Task statement:
Write out the data below in full. Keep it exact.

==*==

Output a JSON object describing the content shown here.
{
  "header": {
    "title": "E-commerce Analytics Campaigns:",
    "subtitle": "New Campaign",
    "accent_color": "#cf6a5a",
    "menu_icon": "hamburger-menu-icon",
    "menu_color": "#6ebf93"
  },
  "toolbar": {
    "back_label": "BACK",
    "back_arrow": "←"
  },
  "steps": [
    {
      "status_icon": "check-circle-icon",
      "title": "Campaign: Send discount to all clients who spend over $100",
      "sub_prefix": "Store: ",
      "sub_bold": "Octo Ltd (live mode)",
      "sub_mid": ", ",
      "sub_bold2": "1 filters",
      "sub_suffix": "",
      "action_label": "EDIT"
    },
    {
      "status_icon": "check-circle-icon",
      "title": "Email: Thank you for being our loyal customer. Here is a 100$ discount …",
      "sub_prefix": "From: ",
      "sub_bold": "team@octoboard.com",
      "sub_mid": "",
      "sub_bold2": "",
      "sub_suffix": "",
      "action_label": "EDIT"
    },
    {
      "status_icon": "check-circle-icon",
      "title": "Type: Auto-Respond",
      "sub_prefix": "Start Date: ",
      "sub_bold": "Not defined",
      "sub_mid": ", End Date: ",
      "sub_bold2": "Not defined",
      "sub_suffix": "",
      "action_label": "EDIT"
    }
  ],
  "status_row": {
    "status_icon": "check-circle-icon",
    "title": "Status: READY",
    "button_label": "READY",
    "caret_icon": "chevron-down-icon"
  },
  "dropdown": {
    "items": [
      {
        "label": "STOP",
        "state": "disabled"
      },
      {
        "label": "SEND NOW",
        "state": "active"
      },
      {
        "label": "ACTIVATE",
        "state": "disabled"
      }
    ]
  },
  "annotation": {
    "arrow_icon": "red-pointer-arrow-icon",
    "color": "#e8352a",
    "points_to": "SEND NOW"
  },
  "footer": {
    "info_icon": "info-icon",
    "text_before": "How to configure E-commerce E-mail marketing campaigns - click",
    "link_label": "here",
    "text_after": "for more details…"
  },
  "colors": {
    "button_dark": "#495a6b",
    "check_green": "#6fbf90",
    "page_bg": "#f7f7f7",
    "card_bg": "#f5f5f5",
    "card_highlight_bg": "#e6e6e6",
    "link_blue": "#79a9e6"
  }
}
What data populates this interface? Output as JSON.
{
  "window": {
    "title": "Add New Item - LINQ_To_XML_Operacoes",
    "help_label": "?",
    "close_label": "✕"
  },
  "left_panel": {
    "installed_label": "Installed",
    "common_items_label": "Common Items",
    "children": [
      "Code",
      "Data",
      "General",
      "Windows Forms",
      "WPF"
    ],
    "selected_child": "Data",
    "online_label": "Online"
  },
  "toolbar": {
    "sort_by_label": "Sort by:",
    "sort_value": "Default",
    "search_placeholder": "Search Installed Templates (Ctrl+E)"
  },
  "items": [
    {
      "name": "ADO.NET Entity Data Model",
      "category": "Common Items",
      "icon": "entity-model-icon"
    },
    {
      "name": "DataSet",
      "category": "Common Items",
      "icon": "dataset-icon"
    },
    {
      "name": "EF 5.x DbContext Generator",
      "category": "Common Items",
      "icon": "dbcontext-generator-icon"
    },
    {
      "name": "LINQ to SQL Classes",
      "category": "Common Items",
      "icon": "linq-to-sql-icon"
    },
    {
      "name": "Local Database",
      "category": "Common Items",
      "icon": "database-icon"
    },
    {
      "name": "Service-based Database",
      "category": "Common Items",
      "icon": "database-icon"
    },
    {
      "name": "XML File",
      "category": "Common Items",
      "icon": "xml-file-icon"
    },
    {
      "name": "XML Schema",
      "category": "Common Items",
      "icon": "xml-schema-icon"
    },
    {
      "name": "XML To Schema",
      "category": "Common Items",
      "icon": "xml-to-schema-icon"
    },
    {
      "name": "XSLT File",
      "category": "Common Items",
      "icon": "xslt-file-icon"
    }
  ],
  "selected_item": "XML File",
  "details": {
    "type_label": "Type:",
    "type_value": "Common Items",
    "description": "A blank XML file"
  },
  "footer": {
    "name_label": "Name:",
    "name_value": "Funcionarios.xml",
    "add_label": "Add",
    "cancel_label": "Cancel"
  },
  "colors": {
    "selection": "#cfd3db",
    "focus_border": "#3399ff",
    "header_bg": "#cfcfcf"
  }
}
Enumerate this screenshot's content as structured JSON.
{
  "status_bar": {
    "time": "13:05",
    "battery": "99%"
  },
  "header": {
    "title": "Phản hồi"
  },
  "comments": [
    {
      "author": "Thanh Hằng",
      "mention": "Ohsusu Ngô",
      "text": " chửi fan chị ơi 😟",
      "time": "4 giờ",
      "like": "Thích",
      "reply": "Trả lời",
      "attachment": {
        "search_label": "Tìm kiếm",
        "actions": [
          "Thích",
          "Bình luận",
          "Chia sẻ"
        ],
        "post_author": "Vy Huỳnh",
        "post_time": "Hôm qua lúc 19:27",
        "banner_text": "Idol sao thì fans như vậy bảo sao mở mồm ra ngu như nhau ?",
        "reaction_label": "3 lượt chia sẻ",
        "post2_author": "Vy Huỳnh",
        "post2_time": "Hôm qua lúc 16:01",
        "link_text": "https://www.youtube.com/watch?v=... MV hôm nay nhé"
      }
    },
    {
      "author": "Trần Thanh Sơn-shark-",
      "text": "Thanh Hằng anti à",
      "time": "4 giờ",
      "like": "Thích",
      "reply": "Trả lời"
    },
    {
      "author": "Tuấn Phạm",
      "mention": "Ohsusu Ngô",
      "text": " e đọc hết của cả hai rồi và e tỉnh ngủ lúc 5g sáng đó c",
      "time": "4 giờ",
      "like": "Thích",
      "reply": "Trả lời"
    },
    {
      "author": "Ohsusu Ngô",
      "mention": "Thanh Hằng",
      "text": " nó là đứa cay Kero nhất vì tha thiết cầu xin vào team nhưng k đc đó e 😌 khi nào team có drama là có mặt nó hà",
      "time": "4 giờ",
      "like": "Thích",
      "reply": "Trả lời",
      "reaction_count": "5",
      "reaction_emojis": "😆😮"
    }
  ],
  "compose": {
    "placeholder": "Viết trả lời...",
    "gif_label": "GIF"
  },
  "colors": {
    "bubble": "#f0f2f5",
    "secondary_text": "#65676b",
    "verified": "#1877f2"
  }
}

==*==

Problem solution:
Output a JSON object describing the content shown here.
{
  "header": {
    "title": "E-commerce Analytics Campaigns:",
    "subtitle": "New Campaign",
    "accent_color": "#cf6a5a",
    "menu_icon": "hamburger-menu-icon",
    "menu_color": "#6ebf93"
  },
  "toolbar": {
    "back_label": "BACK",
    "back_arrow": "←"
  },
  "steps": [
    {
      "status_icon": "check-circle-icon",
      "title": "Campaign: Send discount to all clients who spend over $100",
      "sub_prefix": "Store: ",
      "sub_bold": "Octo Ltd (live mode)",
      "sub_mid": ", ",
      "sub_bold2": "1 filters",
      "sub_suffix": "",
      "action_label": "EDIT"
    },
    {
      "status_icon": "check-circle-icon",
      "title": "Email: Thank you for being our loyal customer. Here is a 100$ discount …",
      "sub_prefix": "From: ",
      "sub_bold": "team@octoboard.com",
      "sub_mid": "",
      "sub_bold2": "",
      "sub_suffix": "",
      "action_label": "EDIT"
    },
    {
      "status_icon": "check-circle-icon",
      "title": "Type: Auto-Respond",
      "sub_prefix": "Start Date: ",
      "sub_bold": "Not defined",
      "sub_mid": ", End Date: ",
      "sub_bold2": "Not defined",
      "sub_suffix": "",
      "action_label": "EDIT"
    }
  ],
  "status_row": {
    "status_icon": "check-circle-icon",
    "title": "Status: READY",
    "button_label": "READY",
    "caret_icon": "chevron-down-icon"
  },
  "dropdown": {
    "items": [
      {
        "label": "STOP",
        "state": "disabled"
      },
      {
        "label": "SEND NOW",
        "state": "active"
      },
      {
        "label": "ACTIVATE",
        "state": "disabled"
      }
    ]
  },
  "annotation": {
    "arrow_icon": "red-pointer-arrow-icon",
    "color": "#e8352a",
    "points_to": "SEND NOW"
  },
  "footer": {
    "info_icon": "info-icon",
    "text_before": "How to configure E-commerce E-mail marketing campaigns - click",
    "link_label": "here",
    "text_after": "for more details…"
  },
  "colors": {
    "button_dark": "#495a6b",
    "check_green": "#6fbf90",
    "page_bg": "#f7f7f7",
    "card_bg": "#f5f5f5",
    "card_highlight_bg": "#e6e6e6",
    "link_blue": "#79a9e6"
  }
}
What data populates this interface? Output as JSON.
{
  "window": {
    "title": "Add New Item - LINQ_To_XML_Operacoes",
    "help_label": "?",
    "close_label": "✕"
  },
  "left_panel": {
    "installed_label": "Installed",
    "common_items_label": "Common Items",
    "children": [
      "Code",
      "Data",
      "General",
      "Windows Forms",
      "WPF"
    ],
    "selected_child": "Data",
    "online_label": "Online"
  },
  "toolbar": {
    "sort_by_label": "Sort by:",
    "sort_value": "Default",
    "search_placeholder": "Search Installed Templates (Ctrl+E)"
  },
  "items": [
    {
      "name": "ADO.NET Entity Data Model",
      "category": "Common Items",
      "icon": "entity-model-icon"
    },
    {
      "name": "DataSet",
      "category": "Common Items",
      "icon": "dataset-icon"
    },
    {
      "name": "EF 5.x DbContext Generator",
      "category": "Common Items",
      "icon": "dbcontext-generator-icon"
    },
    {
      "name": "LINQ to SQL Classes",
      "category": "Common Items",
      "icon": "linq-to-sql-icon"
    },
    {
      "name": "Local Database",
      "category": "Common Items",
      "icon": "database-icon"
    },
    {
      "name": "Service-based Database",
      "category": "Common Items",
      "icon": "database-icon"
    },
    {
      "name": "XML File",
      "category": "Common Items",
      "icon": "xml-file-icon"
    },
    {
      "name": "XML Schema",
      "category": "Common Items",
      "icon": "xml-schema-icon"
    },
    {
      "name": "XML To Schema",
      "category": "Common Items",
      "icon": "xml-to-schema-icon"
    },
    {
      "name": "XSLT File",
      "category": "Common Items",
      "icon": "xslt-file-icon"
    }
  ],
  "selected_item": "XML File",
  "details": {
    "type_label": "Type:",
    "type_value": "Common Items",
    "description": "A blank XML file"
  },
  "footer": {
    "name_label": "Name:",
    "name_value": "Funcionarios.xml",
    "add_label": "Add",
    "cancel_label": "Cancel"
  },
  "colors": {
    "selection": "#cfd3db",
    "focus_border": "#3399ff",
    "header_bg": "#cfcfcf"
  }
}
Enumerate this screenshot's content as structured JSON.
{
  "status_bar": {
    "time": "13:05",
    "battery": "99%"
  },
  "header": {
    "title": "Phản hồi"
  },
  "comments": [
    {
      "author": "Thanh Hằng",
      "mention": "Ohsusu Ngô",
      "text": " chửi fan chị ơi 😟",
      "time": "4 giờ",
      "like": "Thích",
      "reply": "Trả lời",
      "attachment": {
        "search_label": "Tìm kiếm",
        "actions": [
          "Thích",
          "Bình luận",
          "Chia sẻ"
        ],
        "post_author": "Vy Huỳnh",
        "post_time": "Hôm qua lúc 19:27",
        "banner_text": "Idol sao thì fans như vậy bảo sao mở mồm ra ngu như nhau ?",
        "reaction_label": "3 lượt chia sẻ",
        "post2_author": "Vy Huỳnh",
        "post2_time": "Hôm qua lúc 16:01",
        "link_text": "https://www.youtube.com/watch?v=... MV hôm nay nhé"
      }
    },
    {
      "author": "Trần Thanh Sơn-shark-",
      "text": "Thanh Hằng anti à",
      "time": "4 giờ",
      "like": "Thích",
      "reply": "Trả lời"
    },
    {
      "author": "Tuấn Phạm",
      "mention": "Ohsusu Ngô",
      "text": " e đọc hết của cả hai rồi và e tỉnh ngủ lúc 5g sáng đó c",
      "time": "4 giờ",
      "like": "Thích",
      "reply": "Trả lời"
    },
    {
      "author": "Ohsusu Ngô",
      "mention": "Thanh Hằng",
      "text": " nó là đứa cay Kero nhất vì tha thiết cầu xin vào team nhưng k đc đó e 😌 khi nào team có drama là có mặt nó hà",
      "time": "4 giờ",
      "like": "Thích",
      "reply": "Trả lời",
      "reaction_count": "5",
      "reaction_emojis": "😆😮"
    }
  ],
  "compose": {
    "placeholder": "Viết trả lời...",
    "gif_label": "GIF"
  },
  "colors": {
    "bubble": "#f0f2f5",
    "secondary_text": "#65676b",
    "verified": "#1877f2"
  }
}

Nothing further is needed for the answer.